**Task directions:**
Gather all lines in the entries that include the word "JSON".

**Excerpted records:**
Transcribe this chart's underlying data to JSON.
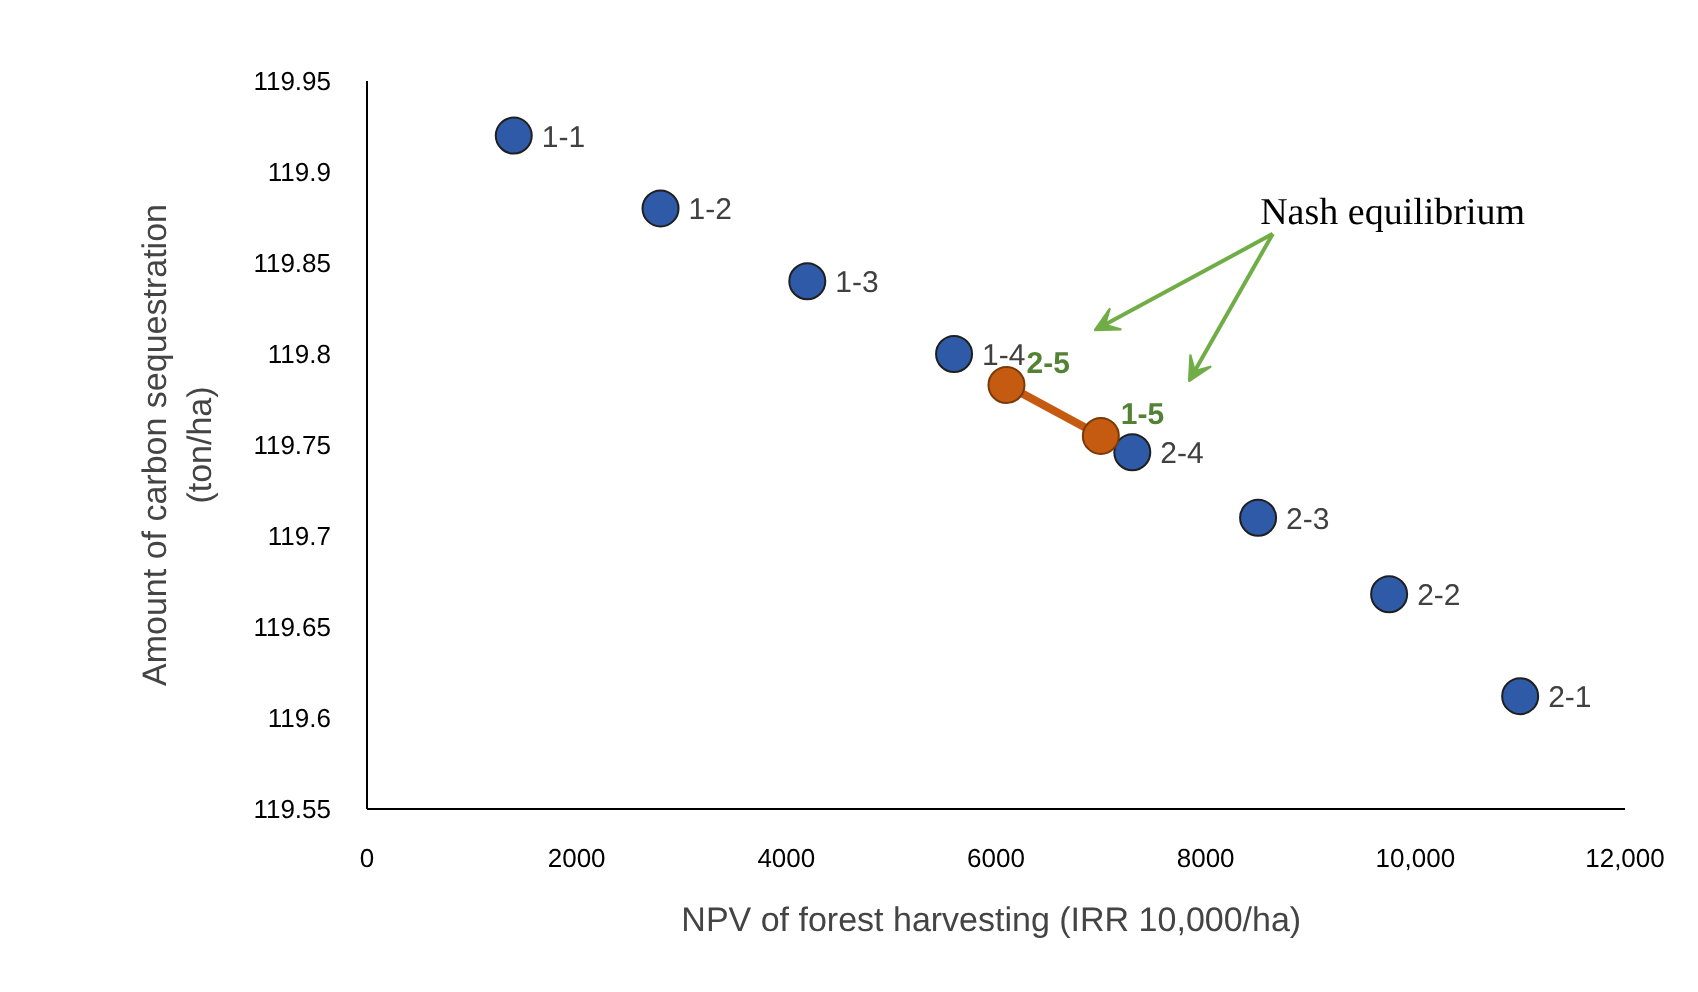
{
  "chart_data": {
    "type": "scatter",
    "xlabel": "NPV of forest harvesting  (IRR 10,000/ha)",
    "ylabel": "Amount of carbon sequestration\n(ton/ha)",
    "series": [
      {
        "color": "#2e5aa8",
        "x": [
          1400,
          2800,
          4200,
          5600,
          7300,
          8500,
          9750,
          11000
        ],
        "values": [
          119.92,
          119.88,
          119.84,
          119.8,
          119.746,
          119.71,
          119.668,
          119.612
        ],
        "value_labels": [
          "1-1",
          "1-2",
          "1-3",
          "1-4",
          "2-4",
          "2-3",
          "2-2",
          "2-1"
        ]
      },
      {
        "type": "line",
        "color": "#c55a11",
        "x": [
          6100,
          7000
        ],
        "values": [
          119.783,
          119.755
        ],
        "value_labels": [
          "2-5",
          "1-5"
        ]
      }
    ],
    "annotations": [
      "Nash equilibrium"
    ],
    "xlim": [
      0,
      12000
    ],
    "xticks": [
      0,
      2000,
      4000,
      6000,
      8000,
      {
        "value": 10000,
        "label": "10,000"
      },
      {
        "value": 12000,
        "label": "12,000"
      }
    ],
    "ylim": [
      119.55,
      119.95
    ],
    "yticks": [
      119.55,
      119.6,
      119.65,
      119.7,
      119.75,
      119.8,
      119.85,
      119.9,
      119.95
    ],
    "marker": "circle",
    "grid": false
  }
}
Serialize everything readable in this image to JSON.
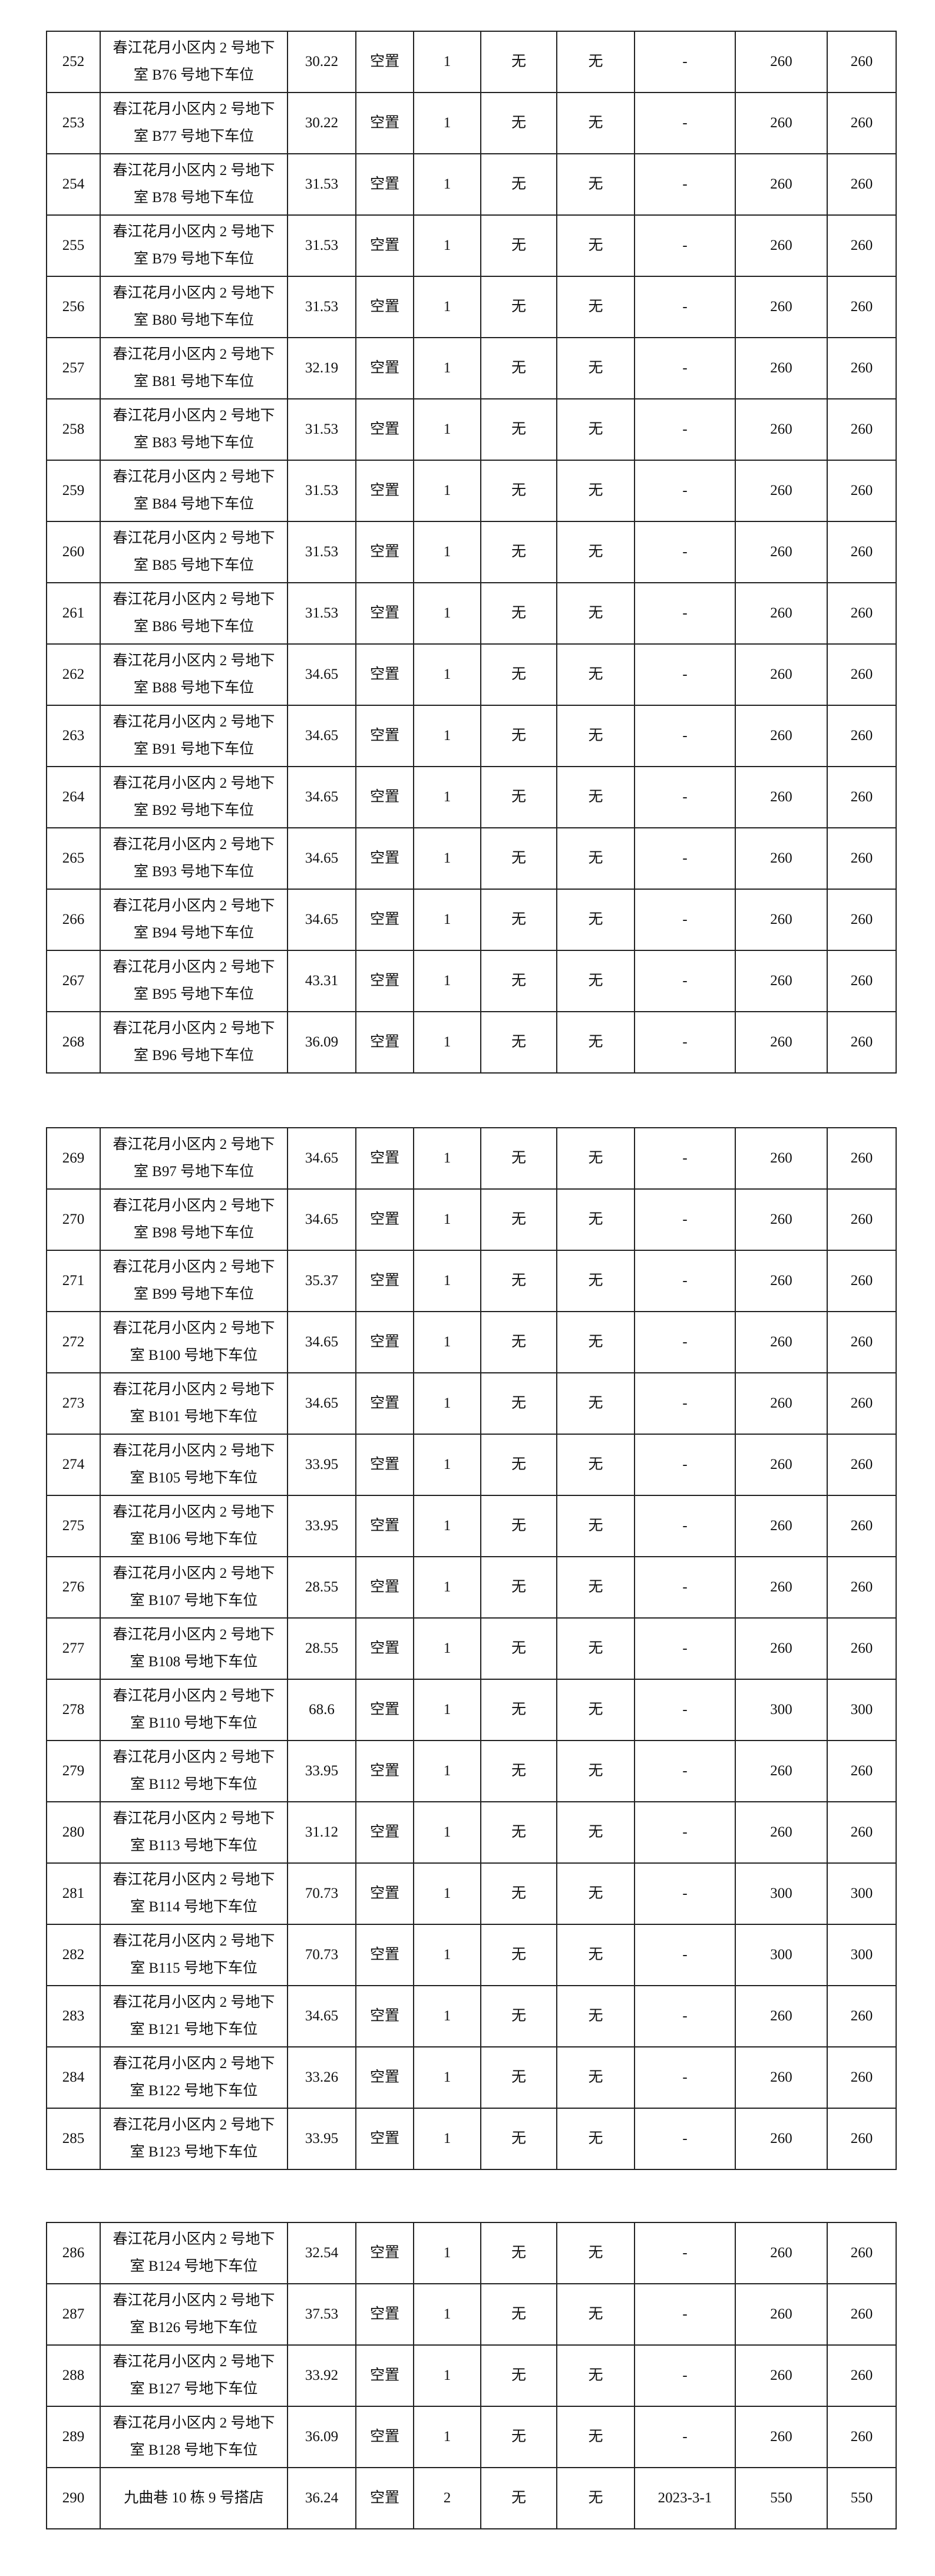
{
  "tables": [
    {
      "rows": [
        [
          "252",
          "春江花月小区内 2 号地下室 B76 号地下车位",
          "30.22",
          "空置",
          "1",
          "无",
          "无",
          "-",
          "260",
          "260"
        ],
        [
          "253",
          "春江花月小区内 2 号地下室 B77 号地下车位",
          "30.22",
          "空置",
          "1",
          "无",
          "无",
          "-",
          "260",
          "260"
        ],
        [
          "254",
          "春江花月小区内 2 号地下室 B78 号地下车位",
          "31.53",
          "空置",
          "1",
          "无",
          "无",
          "-",
          "260",
          "260"
        ],
        [
          "255",
          "春江花月小区内 2 号地下室 B79 号地下车位",
          "31.53",
          "空置",
          "1",
          "无",
          "无",
          "-",
          "260",
          "260"
        ],
        [
          "256",
          "春江花月小区内 2 号地下室 B80 号地下车位",
          "31.53",
          "空置",
          "1",
          "无",
          "无",
          "-",
          "260",
          "260"
        ],
        [
          "257",
          "春江花月小区内 2 号地下室 B81 号地下车位",
          "32.19",
          "空置",
          "1",
          "无",
          "无",
          "-",
          "260",
          "260"
        ],
        [
          "258",
          "春江花月小区内 2 号地下室 B83 号地下车位",
          "31.53",
          "空置",
          "1",
          "无",
          "无",
          "-",
          "260",
          "260"
        ],
        [
          "259",
          "春江花月小区内 2 号地下室 B84 号地下车位",
          "31.53",
          "空置",
          "1",
          "无",
          "无",
          "-",
          "260",
          "260"
        ],
        [
          "260",
          "春江花月小区内 2 号地下室 B85 号地下车位",
          "31.53",
          "空置",
          "1",
          "无",
          "无",
          "-",
          "260",
          "260"
        ],
        [
          "261",
          "春江花月小区内 2 号地下室 B86 号地下车位",
          "31.53",
          "空置",
          "1",
          "无",
          "无",
          "-",
          "260",
          "260"
        ],
        [
          "262",
          "春江花月小区内 2 号地下室 B88 号地下车位",
          "34.65",
          "空置",
          "1",
          "无",
          "无",
          "-",
          "260",
          "260"
        ],
        [
          "263",
          "春江花月小区内 2 号地下室 B91 号地下车位",
          "34.65",
          "空置",
          "1",
          "无",
          "无",
          "-",
          "260",
          "260"
        ],
        [
          "264",
          "春江花月小区内 2 号地下室 B92 号地下车位",
          "34.65",
          "空置",
          "1",
          "无",
          "无",
          "-",
          "260",
          "260"
        ],
        [
          "265",
          "春江花月小区内 2 号地下室 B93 号地下车位",
          "34.65",
          "空置",
          "1",
          "无",
          "无",
          "-",
          "260",
          "260"
        ],
        [
          "266",
          "春江花月小区内 2 号地下室 B94 号地下车位",
          "34.65",
          "空置",
          "1",
          "无",
          "无",
          "-",
          "260",
          "260"
        ],
        [
          "267",
          "春江花月小区内 2 号地下室 B95 号地下车位",
          "43.31",
          "空置",
          "1",
          "无",
          "无",
          "-",
          "260",
          "260"
        ],
        [
          "268",
          "春江花月小区内 2 号地下室 B96 号地下车位",
          "36.09",
          "空置",
          "1",
          "无",
          "无",
          "-",
          "260",
          "260"
        ]
      ]
    },
    {
      "rows": [
        [
          "269",
          "春江花月小区内 2 号地下室 B97 号地下车位",
          "34.65",
          "空置",
          "1",
          "无",
          "无",
          "-",
          "260",
          "260"
        ],
        [
          "270",
          "春江花月小区内 2 号地下室 B98 号地下车位",
          "34.65",
          "空置",
          "1",
          "无",
          "无",
          "-",
          "260",
          "260"
        ],
        [
          "271",
          "春江花月小区内 2 号地下室 B99 号地下车位",
          "35.37",
          "空置",
          "1",
          "无",
          "无",
          "-",
          "260",
          "260"
        ],
        [
          "272",
          "春江花月小区内 2 号地下室 B100 号地下车位",
          "34.65",
          "空置",
          "1",
          "无",
          "无",
          "-",
          "260",
          "260"
        ],
        [
          "273",
          "春江花月小区内 2 号地下室 B101 号地下车位",
          "34.65",
          "空置",
          "1",
          "无",
          "无",
          "-",
          "260",
          "260"
        ],
        [
          "274",
          "春江花月小区内 2 号地下室 B105 号地下车位",
          "33.95",
          "空置",
          "1",
          "无",
          "无",
          "-",
          "260",
          "260"
        ],
        [
          "275",
          "春江花月小区内 2 号地下室 B106 号地下车位",
          "33.95",
          "空置",
          "1",
          "无",
          "无",
          "-",
          "260",
          "260"
        ],
        [
          "276",
          "春江花月小区内 2 号地下室 B107 号地下车位",
          "28.55",
          "空置",
          "1",
          "无",
          "无",
          "-",
          "260",
          "260"
        ],
        [
          "277",
          "春江花月小区内 2 号地下室 B108 号地下车位",
          "28.55",
          "空置",
          "1",
          "无",
          "无",
          "-",
          "260",
          "260"
        ],
        [
          "278",
          "春江花月小区内 2 号地下室 B110 号地下车位",
          "68.6",
          "空置",
          "1",
          "无",
          "无",
          "-",
          "300",
          "300"
        ],
        [
          "279",
          "春江花月小区内 2 号地下室 B112 号地下车位",
          "33.95",
          "空置",
          "1",
          "无",
          "无",
          "-",
          "260",
          "260"
        ],
        [
          "280",
          "春江花月小区内 2 号地下室 B113 号地下车位",
          "31.12",
          "空置",
          "1",
          "无",
          "无",
          "-",
          "260",
          "260"
        ],
        [
          "281",
          "春江花月小区内 2 号地下室 B114 号地下车位",
          "70.73",
          "空置",
          "1",
          "无",
          "无",
          "-",
          "300",
          "300"
        ],
        [
          "282",
          "春江花月小区内 2 号地下室 B115 号地下车位",
          "70.73",
          "空置",
          "1",
          "无",
          "无",
          "-",
          "300",
          "300"
        ],
        [
          "283",
          "春江花月小区内 2 号地下室 B121 号地下车位",
          "34.65",
          "空置",
          "1",
          "无",
          "无",
          "-",
          "260",
          "260"
        ],
        [
          "284",
          "春江花月小区内 2 号地下室 B122 号地下车位",
          "33.26",
          "空置",
          "1",
          "无",
          "无",
          "-",
          "260",
          "260"
        ],
        [
          "285",
          "春江花月小区内 2 号地下室 B123 号地下车位",
          "33.95",
          "空置",
          "1",
          "无",
          "无",
          "-",
          "260",
          "260"
        ]
      ]
    },
    {
      "rows": [
        [
          "286",
          "春江花月小区内 2 号地下室 B124 号地下车位",
          "32.54",
          "空置",
          "1",
          "无",
          "无",
          "-",
          "260",
          "260"
        ],
        [
          "287",
          "春江花月小区内 2 号地下室 B126 号地下车位",
          "37.53",
          "空置",
          "1",
          "无",
          "无",
          "-",
          "260",
          "260"
        ],
        [
          "288",
          "春江花月小区内 2 号地下室 B127 号地下车位",
          "33.92",
          "空置",
          "1",
          "无",
          "无",
          "-",
          "260",
          "260"
        ],
        [
          "289",
          "春江花月小区内 2 号地下室 B128 号地下车位",
          "36.09",
          "空置",
          "1",
          "无",
          "无",
          "-",
          "260",
          "260"
        ],
        [
          "290",
          "九曲巷 10 栋 9 号搭店",
          "36.24",
          "空置",
          "2",
          "无",
          "无",
          "2023-3-1",
          "550",
          "550"
        ]
      ]
    }
  ]
}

**Exercise result:**
Transcribe this chart's underlying data to JSON.
Serialize everything readable in this image to JSON.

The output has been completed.